YOUR GOAL
Quote the listing below in full and exactly as written, but omit every picture.

RAW RECORDS
⟨
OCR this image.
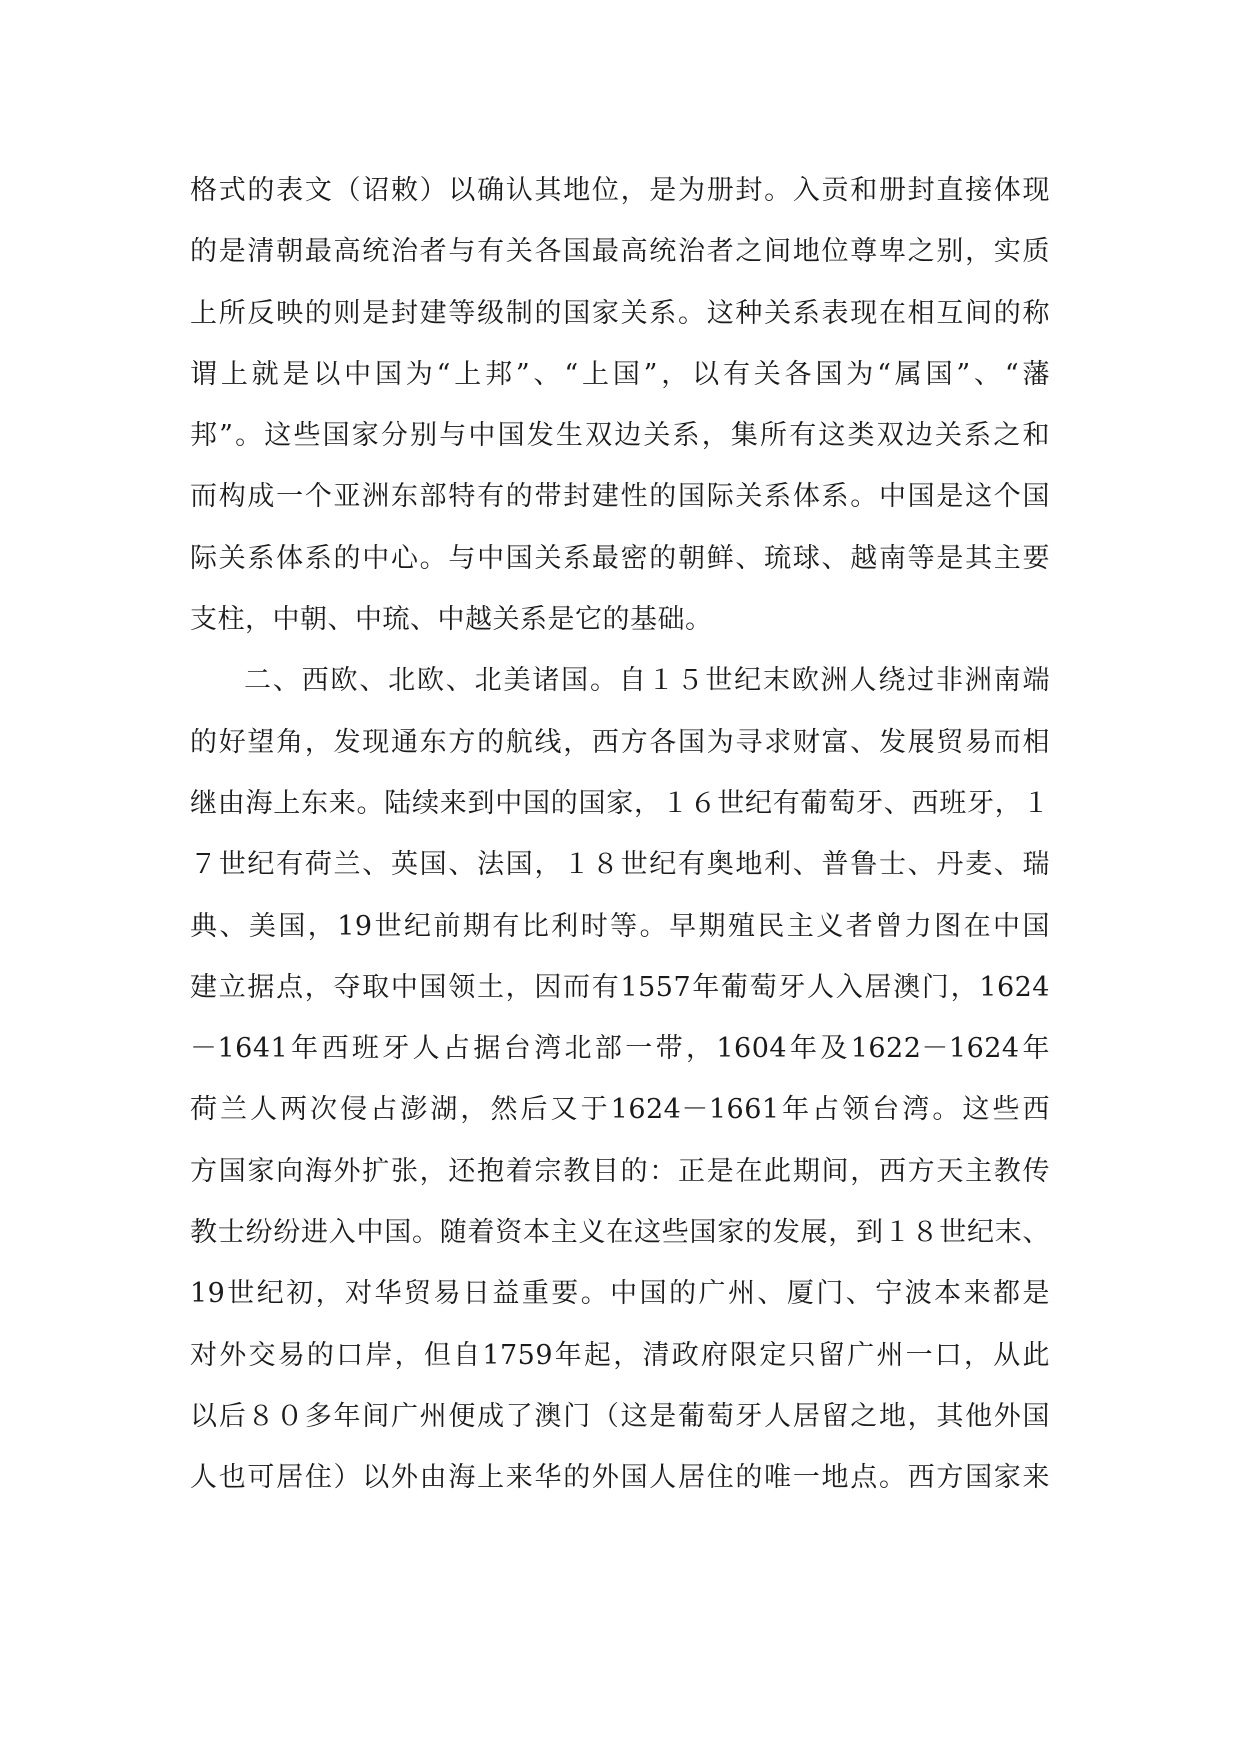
格式的表文（诏敕）以确认其地位，是为册封。入贡和册封直接体现
的是清朝最高统治者与有关各国最高统治者之间地位尊卑之别，实质
上所反映的则是封建等级制的国家关系。这种关系表现在相互间的称
谓上就是以中国为“上邦”、“上国”，以有关各国为“属国”、“藩
邦”。这些国家分别与中国发生双边关系，集所有这类双边关系之和
而构成一个亚洲东部特有的带封建性的国际关系体系。中国是这个国
际关系体系的中心。与中国关系最密的朝鲜、琉球、越南等是其主要
支柱，中朝、中琉、中越关系是它的基础。
二、西欧、北欧、北美诸国。自１５世纪末欧洲人绕过非洲南端
的好望角，发现通东方的航线，西方各国为寻求财富、发展贸易而相
继由海上东来。陆续来到中国的国家，１６世纪有葡萄牙、西班牙，１
７世纪有荷兰、英国、法国，１８世纪有奥地利、普鲁士、丹麦、瑞
典、美国，19世纪前期有比利时等。早期殖民主义者曾力图在中国
建立据点，夺取中国领土，因而有1557年葡萄牙人入居澳门，1624
－1641年西班牙人占据台湾北部一带，1604年及1622－1624年
荷兰人两次侵占澎湖，然后又于1624－1661年占领台湾。这些西
方国家向海外扩张，还抱着宗教目的：正是在此期间，西方天主教传
教士纷纷进入中国。随着资本主义在这些国家的发展，到１８世纪末、
19世纪初，对华贸易日益重要。中国的广州、厦门、宁波本来都是
对外交易的口岸，但自1759年起，清政府限定只留广州一口，从此
以后８０多年间广州便成了澳门（这是葡萄牙人居留之地，其他外国
人也可居住）以外由海上来华的外国人居住的唯一地点。西方国家来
⟩
ANSWER TO THIS TASK
OCR this image.
格式的表文（诏敕）以确认其地位，是为册封。入贡和册封直接体现
的是清朝最高统治者与有关各国最高统治者之间地位尊卑之别，实质
上所反映的则是封建等级制的国家关系。这种关系表现在相互间的称
谓上就是以中国为“上邦”、“上国”，以有关各国为“属国”、“藩
邦”。这些国家分别与中国发生双边关系，集所有这类双边关系之和
而构成一个亚洲东部特有的带封建性的国际关系体系。中国是这个国
际关系体系的中心。与中国关系最密的朝鲜、琉球、越南等是其主要
支柱，中朝、中琉、中越关系是它的基础。
二、西欧、北欧、北美诸国。自１５世纪末欧洲人绕过非洲南端
的好望角，发现通东方的航线，西方各国为寻求财富、发展贸易而相
继由海上东来。陆续来到中国的国家，１６世纪有葡萄牙、西班牙，１
７世纪有荷兰、英国、法国，１８世纪有奥地利、普鲁士、丹麦、瑞
典、美国，19世纪前期有比利时等。早期殖民主义者曾力图在中国
建立据点，夺取中国领土，因而有1557年葡萄牙人入居澳门，1624
－1641年西班牙人占据台湾北部一带，1604年及1622－1624年
荷兰人两次侵占澎湖，然后又于1624－1661年占领台湾。这些西
方国家向海外扩张，还抱着宗教目的：正是在此期间，西方天主教传
教士纷纷进入中国。随着资本主义在这些国家的发展，到１８世纪末、
19世纪初，对华贸易日益重要。中国的广州、厦门、宁波本来都是
对外交易的口岸，但自1759年起，清政府限定只留广州一口，从此
以后８０多年间广州便成了澳门（这是葡萄牙人居留之地，其他外国
人也可居住）以外由海上来华的外国人居住的唯一地点。西方国家来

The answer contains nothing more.